* _WHAT IS EXPECTED_
Extract the complete listing and output it unchanged.

=====

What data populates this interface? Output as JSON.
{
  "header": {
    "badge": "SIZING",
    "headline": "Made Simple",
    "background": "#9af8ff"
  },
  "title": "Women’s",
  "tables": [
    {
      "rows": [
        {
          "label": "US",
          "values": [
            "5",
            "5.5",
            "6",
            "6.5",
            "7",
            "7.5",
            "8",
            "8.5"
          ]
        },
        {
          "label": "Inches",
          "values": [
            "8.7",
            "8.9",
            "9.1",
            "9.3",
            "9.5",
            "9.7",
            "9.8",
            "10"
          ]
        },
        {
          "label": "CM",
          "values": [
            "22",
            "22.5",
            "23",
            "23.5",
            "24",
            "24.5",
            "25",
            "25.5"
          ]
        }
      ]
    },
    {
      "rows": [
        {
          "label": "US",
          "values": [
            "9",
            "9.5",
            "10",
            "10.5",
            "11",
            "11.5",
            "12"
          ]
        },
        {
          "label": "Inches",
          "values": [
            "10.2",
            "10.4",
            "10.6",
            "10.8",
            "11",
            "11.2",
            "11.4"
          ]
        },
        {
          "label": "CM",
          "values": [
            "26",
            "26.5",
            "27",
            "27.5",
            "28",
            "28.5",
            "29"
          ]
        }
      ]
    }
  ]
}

=====

* _WRITTEN SOLUTION_
What data populates this interface? Output as JSON.
{
  "header": {
    "badge": "SIZING",
    "headline": "Made Simple",
    "background": "#9af8ff"
  },
  "title": "Women’s",
  "tables": [
    {
      "rows": [
        {
          "label": "US",
          "values": [
            "5",
            "5.5",
            "6",
            "6.5",
            "7",
            "7.5",
            "8",
            "8.5"
          ]
        },
        {
          "label": "Inches",
          "values": [
            "8.7",
            "8.9",
            "9.1",
            "9.3",
            "9.5",
            "9.7",
            "9.8",
            "10"
          ]
        },
        {
          "label": "CM",
          "values": [
            "22",
            "22.5",
            "23",
            "23.5",
            "24",
            "24.5",
            "25",
            "25.5"
          ]
        }
      ]
    },
    {
      "rows": [
        {
          "label": "US",
          "values": [
            "9",
            "9.5",
            "10",
            "10.5",
            "11",
            "11.5",
            "12"
          ]
        },
        {
          "label": "Inches",
          "values": [
            "10.2",
            "10.4",
            "10.6",
            "10.8",
            "11",
            "11.2",
            "11.4"
          ]
        },
        {
          "label": "CM",
          "values": [
            "26",
            "26.5",
            "27",
            "27.5",
            "28",
            "28.5",
            "29"
          ]
        }
      ]
    }
  ]
}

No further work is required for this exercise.